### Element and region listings
● ● ●

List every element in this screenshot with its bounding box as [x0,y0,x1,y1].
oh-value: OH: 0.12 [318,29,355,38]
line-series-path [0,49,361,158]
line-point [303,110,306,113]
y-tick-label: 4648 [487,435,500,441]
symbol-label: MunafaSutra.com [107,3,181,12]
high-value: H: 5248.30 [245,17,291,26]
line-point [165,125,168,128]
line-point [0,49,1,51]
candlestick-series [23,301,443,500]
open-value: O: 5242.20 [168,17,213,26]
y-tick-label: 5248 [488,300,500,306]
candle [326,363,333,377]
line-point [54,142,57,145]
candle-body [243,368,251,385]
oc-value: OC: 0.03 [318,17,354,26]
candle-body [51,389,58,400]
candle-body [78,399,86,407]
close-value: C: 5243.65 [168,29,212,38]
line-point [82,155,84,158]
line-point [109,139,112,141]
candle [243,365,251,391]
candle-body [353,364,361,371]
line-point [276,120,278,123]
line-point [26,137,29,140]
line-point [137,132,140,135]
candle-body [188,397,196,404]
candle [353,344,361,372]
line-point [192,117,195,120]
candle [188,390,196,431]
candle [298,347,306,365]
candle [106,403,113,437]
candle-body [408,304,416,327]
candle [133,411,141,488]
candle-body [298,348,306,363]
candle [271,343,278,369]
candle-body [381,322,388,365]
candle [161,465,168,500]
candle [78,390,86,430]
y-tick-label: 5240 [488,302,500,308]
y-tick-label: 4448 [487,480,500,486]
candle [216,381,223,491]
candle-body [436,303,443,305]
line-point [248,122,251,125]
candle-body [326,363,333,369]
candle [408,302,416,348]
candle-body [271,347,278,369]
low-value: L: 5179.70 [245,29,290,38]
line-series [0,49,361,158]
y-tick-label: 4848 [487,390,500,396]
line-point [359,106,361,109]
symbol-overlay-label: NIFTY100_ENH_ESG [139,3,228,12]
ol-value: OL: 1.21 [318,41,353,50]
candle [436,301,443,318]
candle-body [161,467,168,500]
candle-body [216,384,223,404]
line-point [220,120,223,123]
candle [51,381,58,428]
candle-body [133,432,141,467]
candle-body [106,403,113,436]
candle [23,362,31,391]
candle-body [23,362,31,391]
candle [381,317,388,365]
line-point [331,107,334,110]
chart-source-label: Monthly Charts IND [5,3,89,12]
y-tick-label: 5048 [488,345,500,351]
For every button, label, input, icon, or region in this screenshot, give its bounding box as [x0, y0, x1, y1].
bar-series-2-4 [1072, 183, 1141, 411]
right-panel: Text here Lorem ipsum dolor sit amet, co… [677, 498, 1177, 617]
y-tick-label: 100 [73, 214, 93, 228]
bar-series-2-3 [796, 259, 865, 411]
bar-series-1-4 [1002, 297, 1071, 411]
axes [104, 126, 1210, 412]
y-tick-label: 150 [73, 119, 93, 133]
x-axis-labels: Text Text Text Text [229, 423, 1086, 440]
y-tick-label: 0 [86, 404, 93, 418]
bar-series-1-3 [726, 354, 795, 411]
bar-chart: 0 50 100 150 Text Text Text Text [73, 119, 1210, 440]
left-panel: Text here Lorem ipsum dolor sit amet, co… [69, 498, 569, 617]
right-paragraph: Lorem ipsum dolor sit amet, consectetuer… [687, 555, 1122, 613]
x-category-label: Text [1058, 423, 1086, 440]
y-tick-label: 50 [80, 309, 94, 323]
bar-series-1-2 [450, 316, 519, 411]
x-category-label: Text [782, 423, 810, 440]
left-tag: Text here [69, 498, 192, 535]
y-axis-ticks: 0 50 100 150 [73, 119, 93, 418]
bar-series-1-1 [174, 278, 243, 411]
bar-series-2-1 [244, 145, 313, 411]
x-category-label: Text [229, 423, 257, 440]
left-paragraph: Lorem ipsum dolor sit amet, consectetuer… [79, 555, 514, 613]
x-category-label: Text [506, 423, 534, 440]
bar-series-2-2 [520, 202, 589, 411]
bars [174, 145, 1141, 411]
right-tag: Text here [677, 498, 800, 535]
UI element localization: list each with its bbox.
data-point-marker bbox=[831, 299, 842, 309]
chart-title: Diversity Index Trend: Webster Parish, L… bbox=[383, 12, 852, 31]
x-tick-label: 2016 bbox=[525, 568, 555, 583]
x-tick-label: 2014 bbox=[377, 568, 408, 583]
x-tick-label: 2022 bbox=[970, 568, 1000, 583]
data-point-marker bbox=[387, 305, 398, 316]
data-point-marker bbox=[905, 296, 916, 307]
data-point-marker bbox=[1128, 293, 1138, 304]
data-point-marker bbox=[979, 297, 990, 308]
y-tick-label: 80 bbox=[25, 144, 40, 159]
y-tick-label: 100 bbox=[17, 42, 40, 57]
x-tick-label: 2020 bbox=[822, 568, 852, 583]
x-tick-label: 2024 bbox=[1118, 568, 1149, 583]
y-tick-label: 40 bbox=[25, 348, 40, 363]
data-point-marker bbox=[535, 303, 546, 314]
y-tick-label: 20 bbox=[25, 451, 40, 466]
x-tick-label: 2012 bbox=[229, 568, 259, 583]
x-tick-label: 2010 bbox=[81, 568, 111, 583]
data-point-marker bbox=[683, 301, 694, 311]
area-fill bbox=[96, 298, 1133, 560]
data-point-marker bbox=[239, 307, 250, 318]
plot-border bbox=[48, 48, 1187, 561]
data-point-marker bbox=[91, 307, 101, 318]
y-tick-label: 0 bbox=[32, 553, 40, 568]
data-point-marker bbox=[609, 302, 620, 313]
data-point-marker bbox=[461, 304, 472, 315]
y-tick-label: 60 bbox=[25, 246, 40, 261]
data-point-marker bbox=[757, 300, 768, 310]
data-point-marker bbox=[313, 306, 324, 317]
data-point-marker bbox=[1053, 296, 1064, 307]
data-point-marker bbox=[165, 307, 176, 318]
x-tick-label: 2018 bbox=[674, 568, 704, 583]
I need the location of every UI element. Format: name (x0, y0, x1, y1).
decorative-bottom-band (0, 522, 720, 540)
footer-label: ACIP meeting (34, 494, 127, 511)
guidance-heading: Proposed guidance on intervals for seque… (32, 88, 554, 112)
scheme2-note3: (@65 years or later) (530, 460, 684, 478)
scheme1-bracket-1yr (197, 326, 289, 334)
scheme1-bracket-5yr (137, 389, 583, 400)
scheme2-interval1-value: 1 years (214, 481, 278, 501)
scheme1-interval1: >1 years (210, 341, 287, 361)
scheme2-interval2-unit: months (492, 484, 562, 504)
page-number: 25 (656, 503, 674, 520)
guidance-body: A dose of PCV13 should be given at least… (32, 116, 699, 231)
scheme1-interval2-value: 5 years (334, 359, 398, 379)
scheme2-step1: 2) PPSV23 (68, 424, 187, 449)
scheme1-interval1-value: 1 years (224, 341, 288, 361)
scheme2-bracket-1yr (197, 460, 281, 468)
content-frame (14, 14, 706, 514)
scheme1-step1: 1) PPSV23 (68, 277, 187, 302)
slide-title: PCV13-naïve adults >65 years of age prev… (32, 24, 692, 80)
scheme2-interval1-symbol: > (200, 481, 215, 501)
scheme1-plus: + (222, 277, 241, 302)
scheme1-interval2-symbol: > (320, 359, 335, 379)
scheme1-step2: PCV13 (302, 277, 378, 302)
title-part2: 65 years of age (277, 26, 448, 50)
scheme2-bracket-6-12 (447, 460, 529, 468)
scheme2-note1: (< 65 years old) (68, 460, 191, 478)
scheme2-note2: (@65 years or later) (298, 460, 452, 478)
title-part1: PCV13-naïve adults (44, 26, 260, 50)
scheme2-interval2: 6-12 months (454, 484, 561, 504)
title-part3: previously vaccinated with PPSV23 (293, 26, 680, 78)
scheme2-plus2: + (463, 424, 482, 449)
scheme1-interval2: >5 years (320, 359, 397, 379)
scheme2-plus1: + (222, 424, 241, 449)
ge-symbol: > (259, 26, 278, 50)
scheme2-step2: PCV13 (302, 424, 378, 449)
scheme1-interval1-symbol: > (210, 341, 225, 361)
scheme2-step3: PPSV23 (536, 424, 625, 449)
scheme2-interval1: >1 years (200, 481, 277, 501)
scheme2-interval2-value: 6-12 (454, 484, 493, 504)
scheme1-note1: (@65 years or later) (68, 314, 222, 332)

● ● ●

### WHAT THE TASK ASKS
Count the lines in the listing above that contain the string "title". Give only the number.

### THE COMPLETED TASK
5